Task: Render the records starting at the line that contains "Annotate this image: element" and ending at the line that contains "bulk-order-text: สั่งซื้อหนังสือจำนวนมากในราคาพิเศษ ติดต่อที่" as a numbered list, including both of those lines and leaving out any blank lines.

Supplied data:
□ □ □ □ □ □ □
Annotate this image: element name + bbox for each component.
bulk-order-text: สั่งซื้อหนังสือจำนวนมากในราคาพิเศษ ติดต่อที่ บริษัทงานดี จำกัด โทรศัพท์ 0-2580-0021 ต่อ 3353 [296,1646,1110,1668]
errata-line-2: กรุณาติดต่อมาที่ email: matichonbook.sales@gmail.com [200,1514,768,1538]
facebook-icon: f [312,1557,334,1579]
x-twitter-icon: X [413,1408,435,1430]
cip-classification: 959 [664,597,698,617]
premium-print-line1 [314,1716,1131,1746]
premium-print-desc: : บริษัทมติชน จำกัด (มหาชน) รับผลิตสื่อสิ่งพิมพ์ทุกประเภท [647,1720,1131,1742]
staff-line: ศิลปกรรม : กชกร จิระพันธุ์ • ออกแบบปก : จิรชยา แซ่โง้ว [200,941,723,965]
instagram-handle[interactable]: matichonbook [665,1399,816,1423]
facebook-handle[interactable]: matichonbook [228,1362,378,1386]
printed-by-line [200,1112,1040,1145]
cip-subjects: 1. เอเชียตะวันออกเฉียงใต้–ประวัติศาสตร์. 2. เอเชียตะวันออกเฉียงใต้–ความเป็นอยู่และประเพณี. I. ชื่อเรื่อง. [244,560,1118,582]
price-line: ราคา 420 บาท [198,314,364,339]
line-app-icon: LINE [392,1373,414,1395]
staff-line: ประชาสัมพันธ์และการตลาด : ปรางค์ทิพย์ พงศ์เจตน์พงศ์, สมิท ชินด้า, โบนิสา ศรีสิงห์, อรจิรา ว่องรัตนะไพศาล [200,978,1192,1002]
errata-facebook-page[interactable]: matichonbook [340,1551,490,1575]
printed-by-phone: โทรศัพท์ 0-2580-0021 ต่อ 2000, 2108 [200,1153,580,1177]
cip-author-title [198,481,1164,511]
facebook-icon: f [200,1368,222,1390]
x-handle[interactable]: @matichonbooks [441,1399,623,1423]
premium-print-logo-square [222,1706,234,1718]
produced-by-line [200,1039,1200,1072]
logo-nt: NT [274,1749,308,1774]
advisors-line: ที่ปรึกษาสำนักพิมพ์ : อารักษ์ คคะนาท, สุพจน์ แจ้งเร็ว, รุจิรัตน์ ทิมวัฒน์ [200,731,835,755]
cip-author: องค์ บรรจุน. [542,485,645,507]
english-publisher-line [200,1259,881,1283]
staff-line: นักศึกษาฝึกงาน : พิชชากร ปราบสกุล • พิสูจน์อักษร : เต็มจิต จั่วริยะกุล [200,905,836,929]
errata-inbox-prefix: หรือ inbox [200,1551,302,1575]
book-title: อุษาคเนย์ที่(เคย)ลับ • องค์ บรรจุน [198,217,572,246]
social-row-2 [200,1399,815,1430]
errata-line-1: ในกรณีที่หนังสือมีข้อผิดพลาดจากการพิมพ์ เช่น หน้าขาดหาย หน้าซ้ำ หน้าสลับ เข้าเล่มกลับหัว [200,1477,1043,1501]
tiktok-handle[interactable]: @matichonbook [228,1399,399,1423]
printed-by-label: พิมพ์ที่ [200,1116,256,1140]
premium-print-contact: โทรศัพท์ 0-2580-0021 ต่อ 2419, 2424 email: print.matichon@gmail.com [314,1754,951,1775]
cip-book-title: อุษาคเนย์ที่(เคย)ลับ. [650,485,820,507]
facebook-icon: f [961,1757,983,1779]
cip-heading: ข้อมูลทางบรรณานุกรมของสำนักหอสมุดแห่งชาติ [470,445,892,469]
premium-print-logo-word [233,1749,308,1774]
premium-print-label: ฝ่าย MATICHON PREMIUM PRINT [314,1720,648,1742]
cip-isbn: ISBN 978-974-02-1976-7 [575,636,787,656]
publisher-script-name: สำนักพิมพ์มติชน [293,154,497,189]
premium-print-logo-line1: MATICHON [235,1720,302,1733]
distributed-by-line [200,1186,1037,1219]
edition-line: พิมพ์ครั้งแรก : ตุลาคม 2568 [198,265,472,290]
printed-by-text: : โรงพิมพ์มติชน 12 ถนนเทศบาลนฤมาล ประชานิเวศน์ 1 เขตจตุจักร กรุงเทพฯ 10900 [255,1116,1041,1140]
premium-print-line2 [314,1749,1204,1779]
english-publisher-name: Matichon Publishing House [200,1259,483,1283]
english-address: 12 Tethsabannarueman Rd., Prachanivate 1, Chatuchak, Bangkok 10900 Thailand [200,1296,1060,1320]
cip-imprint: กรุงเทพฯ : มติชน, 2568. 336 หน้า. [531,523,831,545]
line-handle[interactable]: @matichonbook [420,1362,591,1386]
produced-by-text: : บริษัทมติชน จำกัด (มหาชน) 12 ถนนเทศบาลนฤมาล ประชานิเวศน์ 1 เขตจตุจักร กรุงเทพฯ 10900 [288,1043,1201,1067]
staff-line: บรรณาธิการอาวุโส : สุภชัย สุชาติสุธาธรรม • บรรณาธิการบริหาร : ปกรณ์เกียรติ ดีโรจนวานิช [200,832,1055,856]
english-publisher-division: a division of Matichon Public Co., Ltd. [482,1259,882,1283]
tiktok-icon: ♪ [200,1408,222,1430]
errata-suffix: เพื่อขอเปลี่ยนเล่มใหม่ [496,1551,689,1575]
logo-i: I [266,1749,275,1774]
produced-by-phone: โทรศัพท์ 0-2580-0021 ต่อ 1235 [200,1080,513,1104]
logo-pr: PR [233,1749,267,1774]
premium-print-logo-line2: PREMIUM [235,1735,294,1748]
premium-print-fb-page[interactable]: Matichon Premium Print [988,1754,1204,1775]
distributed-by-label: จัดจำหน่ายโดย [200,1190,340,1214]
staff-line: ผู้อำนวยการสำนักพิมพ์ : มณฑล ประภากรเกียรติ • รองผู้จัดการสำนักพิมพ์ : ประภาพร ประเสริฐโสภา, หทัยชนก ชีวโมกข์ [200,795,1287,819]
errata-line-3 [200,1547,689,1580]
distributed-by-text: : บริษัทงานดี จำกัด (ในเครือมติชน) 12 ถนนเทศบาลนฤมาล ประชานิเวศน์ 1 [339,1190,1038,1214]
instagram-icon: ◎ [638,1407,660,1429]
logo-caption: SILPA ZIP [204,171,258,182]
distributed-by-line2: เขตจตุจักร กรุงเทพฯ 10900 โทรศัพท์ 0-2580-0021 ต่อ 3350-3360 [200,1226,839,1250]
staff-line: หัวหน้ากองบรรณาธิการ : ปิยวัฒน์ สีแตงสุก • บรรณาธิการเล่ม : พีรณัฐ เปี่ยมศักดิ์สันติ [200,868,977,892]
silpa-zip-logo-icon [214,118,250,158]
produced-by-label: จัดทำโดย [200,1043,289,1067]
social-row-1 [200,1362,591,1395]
□ □ □ □ □ □ □
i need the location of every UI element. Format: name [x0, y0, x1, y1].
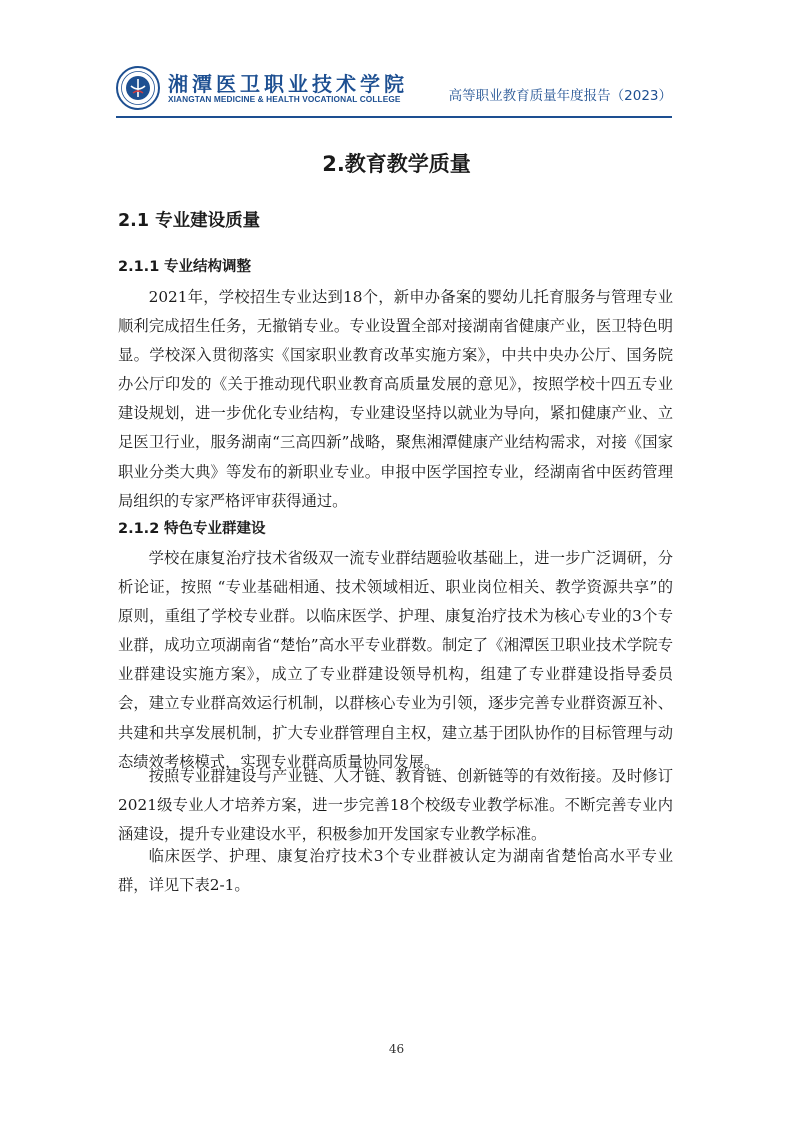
□ □ □ □ □ □ □
Expected answer:
1. Annotate this image: element name + bbox for each component.
2. bulk-order-text: สั่งซื้อหนังสือจำนวนมากในราคาพิเศษ ติดต่อที่ บริษัทงานดี จำกัด โทรศัพท์ 0-2580-0021 ต่อ 3353 [296,1646,1110,1668]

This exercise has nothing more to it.